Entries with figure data
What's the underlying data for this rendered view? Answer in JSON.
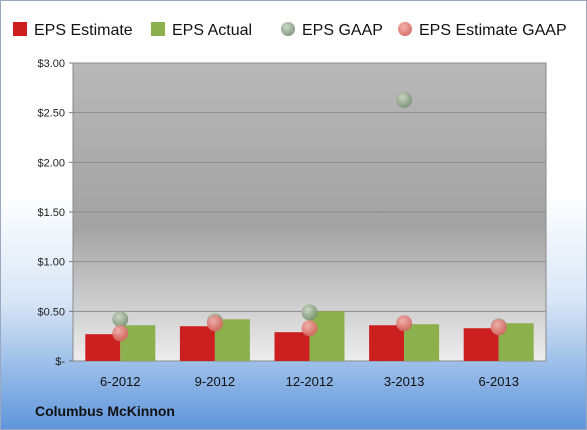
{
  "company": "Columbus McKinnon",
  "chart_data": {
    "type": "bar",
    "categories": [
      "6-2012",
      "9-2012",
      "12-2012",
      "3-2013",
      "6-2013"
    ],
    "series": [
      {
        "name": "EPS Estimate",
        "kind": "bar",
        "color": "#cc1f1f",
        "values": [
          0.27,
          0.35,
          0.29,
          0.36,
          0.33
        ]
      },
      {
        "name": "EPS Actual",
        "kind": "bar",
        "color": "#8cb04b",
        "values": [
          0.36,
          0.42,
          0.5,
          0.37,
          0.38
        ]
      },
      {
        "name": "EPS GAAP",
        "kind": "scatter",
        "color": "#8fa889",
        "values": [
          0.42,
          0.4,
          0.49,
          2.63,
          0.35
        ]
      },
      {
        "name": "EPS Estimate GAAP",
        "kind": "scatter",
        "color": "#e07a7a",
        "values": [
          0.28,
          0.38,
          0.33,
          0.38,
          0.34
        ]
      }
    ],
    "ylim": [
      0,
      3.0
    ],
    "yticks": [
      {
        "value": 0,
        "label": "$-"
      },
      {
        "value": 0.5,
        "label": "$0.50"
      },
      {
        "value": 1.0,
        "label": "$1.00"
      },
      {
        "value": 1.5,
        "label": "$1.50"
      },
      {
        "value": 2.0,
        "label": "$2.00"
      },
      {
        "value": 2.5,
        "label": "$2.50"
      },
      {
        "value": 3.0,
        "label": "$3.00"
      }
    ],
    "grid": true,
    "legend_position": "top"
  }
}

**Exercise directions**
Retype the entries word for word. Omit any images.

**Exercise output**
What's the underlying data for this rendered view? Answer in JSON.
{
  "company": "Columbus McKinnon",
  "chart_data": {
    "type": "bar",
    "categories": [
      "6-2012",
      "9-2012",
      "12-2012",
      "3-2013",
      "6-2013"
    ],
    "series": [
      {
        "name": "EPS Estimate",
        "kind": "bar",
        "color": "#cc1f1f",
        "values": [
          0.27,
          0.35,
          0.29,
          0.36,
          0.33
        ]
      },
      {
        "name": "EPS Actual",
        "kind": "bar",
        "color": "#8cb04b",
        "values": [
          0.36,
          0.42,
          0.5,
          0.37,
          0.38
        ]
      },
      {
        "name": "EPS GAAP",
        "kind": "scatter",
        "color": "#8fa889",
        "values": [
          0.42,
          0.4,
          0.49,
          2.63,
          0.35
        ]
      },
      {
        "name": "EPS Estimate GAAP",
        "kind": "scatter",
        "color": "#e07a7a",
        "values": [
          0.28,
          0.38,
          0.33,
          0.38,
          0.34
        ]
      }
    ],
    "ylim": [
      0,
      3.0
    ],
    "yticks": [
      {
        "value": 0,
        "label": "$-"
      },
      {
        "value": 0.5,
        "label": "$0.50"
      },
      {
        "value": 1.0,
        "label": "$1.00"
      },
      {
        "value": 1.5,
        "label": "$1.50"
      },
      {
        "value": 2.0,
        "label": "$2.00"
      },
      {
        "value": 2.5,
        "label": "$2.50"
      },
      {
        "value": 3.0,
        "label": "$3.00"
      }
    ],
    "grid": true,
    "legend_position": "top"
  }
}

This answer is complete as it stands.